Goal:
Extract every line of the material below and reproduce it faithfully.

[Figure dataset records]
/---
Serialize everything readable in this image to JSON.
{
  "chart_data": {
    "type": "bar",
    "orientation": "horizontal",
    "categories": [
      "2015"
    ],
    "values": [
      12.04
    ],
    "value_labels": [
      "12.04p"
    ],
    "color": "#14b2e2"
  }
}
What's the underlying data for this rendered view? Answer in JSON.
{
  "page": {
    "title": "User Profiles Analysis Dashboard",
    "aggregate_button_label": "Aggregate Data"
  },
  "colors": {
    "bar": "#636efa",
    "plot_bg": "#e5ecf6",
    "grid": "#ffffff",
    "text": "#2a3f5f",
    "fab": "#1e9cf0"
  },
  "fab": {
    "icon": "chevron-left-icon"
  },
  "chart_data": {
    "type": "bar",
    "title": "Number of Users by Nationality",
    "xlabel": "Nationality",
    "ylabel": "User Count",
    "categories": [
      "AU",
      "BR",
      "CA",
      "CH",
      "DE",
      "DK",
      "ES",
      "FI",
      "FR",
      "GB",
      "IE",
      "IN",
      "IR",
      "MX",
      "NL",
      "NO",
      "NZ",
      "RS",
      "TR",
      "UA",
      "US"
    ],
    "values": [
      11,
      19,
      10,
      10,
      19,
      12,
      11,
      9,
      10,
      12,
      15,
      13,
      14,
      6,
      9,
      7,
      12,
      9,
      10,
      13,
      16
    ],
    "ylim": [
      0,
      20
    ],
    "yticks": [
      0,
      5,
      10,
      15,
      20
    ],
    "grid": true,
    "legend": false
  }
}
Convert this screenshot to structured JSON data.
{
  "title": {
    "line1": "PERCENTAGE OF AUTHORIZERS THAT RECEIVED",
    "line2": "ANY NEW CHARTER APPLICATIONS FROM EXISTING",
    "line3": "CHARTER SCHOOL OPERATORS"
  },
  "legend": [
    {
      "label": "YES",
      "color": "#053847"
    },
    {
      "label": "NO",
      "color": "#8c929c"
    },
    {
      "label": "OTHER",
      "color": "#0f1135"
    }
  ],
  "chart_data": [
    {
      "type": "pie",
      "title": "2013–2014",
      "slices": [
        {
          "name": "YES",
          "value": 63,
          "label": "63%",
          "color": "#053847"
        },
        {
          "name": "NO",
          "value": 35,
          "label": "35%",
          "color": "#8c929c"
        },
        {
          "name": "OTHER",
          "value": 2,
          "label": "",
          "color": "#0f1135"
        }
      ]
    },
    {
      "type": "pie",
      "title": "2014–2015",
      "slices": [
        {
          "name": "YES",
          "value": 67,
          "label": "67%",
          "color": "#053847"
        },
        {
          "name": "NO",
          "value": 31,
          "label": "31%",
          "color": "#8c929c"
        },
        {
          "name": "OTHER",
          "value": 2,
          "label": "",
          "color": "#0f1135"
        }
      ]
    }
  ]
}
\---
Output of the task:
Serialize everything readable in this image to JSON.
{
  "chart_data": {
    "type": "bar",
    "orientation": "horizontal",
    "categories": [
      "2015"
    ],
    "values": [
      12.04
    ],
    "value_labels": [
      "12.04p"
    ],
    "color": "#14b2e2"
  }
}
What's the underlying data for this rendered view? Answer in JSON.
{
  "page": {
    "title": "User Profiles Analysis Dashboard",
    "aggregate_button_label": "Aggregate Data"
  },
  "colors": {
    "bar": "#636efa",
    "plot_bg": "#e5ecf6",
    "grid": "#ffffff",
    "text": "#2a3f5f",
    "fab": "#1e9cf0"
  },
  "fab": {
    "icon": "chevron-left-icon"
  },
  "chart_data": {
    "type": "bar",
    "title": "Number of Users by Nationality",
    "xlabel": "Nationality",
    "ylabel": "User Count",
    "categories": [
      "AU",
      "BR",
      "CA",
      "CH",
      "DE",
      "DK",
      "ES",
      "FI",
      "FR",
      "GB",
      "IE",
      "IN",
      "IR",
      "MX",
      "NL",
      "NO",
      "NZ",
      "RS",
      "TR",
      "UA",
      "US"
    ],
    "values": [
      11,
      19,
      10,
      10,
      19,
      12,
      11,
      9,
      10,
      12,
      15,
      13,
      14,
      6,
      9,
      7,
      12,
      9,
      10,
      13,
      16
    ],
    "ylim": [
      0,
      20
    ],
    "yticks": [
      0,
      5,
      10,
      15,
      20
    ],
    "grid": true,
    "legend": false
  }
}
Convert this screenshot to structured JSON data.
{
  "title": {
    "line1": "PERCENTAGE OF AUTHORIZERS THAT RECEIVED",
    "line2": "ANY NEW CHARTER APPLICATIONS FROM EXISTING",
    "line3": "CHARTER SCHOOL OPERATORS"
  },
  "legend": [
    {
      "label": "YES",
      "color": "#053847"
    },
    {
      "label": "NO",
      "color": "#8c929c"
    },
    {
      "label": "OTHER",
      "color": "#0f1135"
    }
  ],
  "chart_data": [
    {
      "type": "pie",
      "title": "2013–2014",
      "slices": [
        {
          "name": "YES",
          "value": 63,
          "label": "63%",
          "color": "#053847"
        },
        {
          "name": "NO",
          "value": 35,
          "label": "35%",
          "color": "#8c929c"
        },
        {
          "name": "OTHER",
          "value": 2,
          "label": "",
          "color": "#0f1135"
        }
      ]
    },
    {
      "type": "pie",
      "title": "2014–2015",
      "slices": [
        {
          "name": "YES",
          "value": 67,
          "label": "67%",
          "color": "#053847"
        },
        {
          "name": "NO",
          "value": 31,
          "label": "31%",
          "color": "#8c929c"
        },
        {
          "name": "OTHER",
          "value": 2,
          "label": "",
          "color": "#0f1135"
        }
      ]
    }
  ]
}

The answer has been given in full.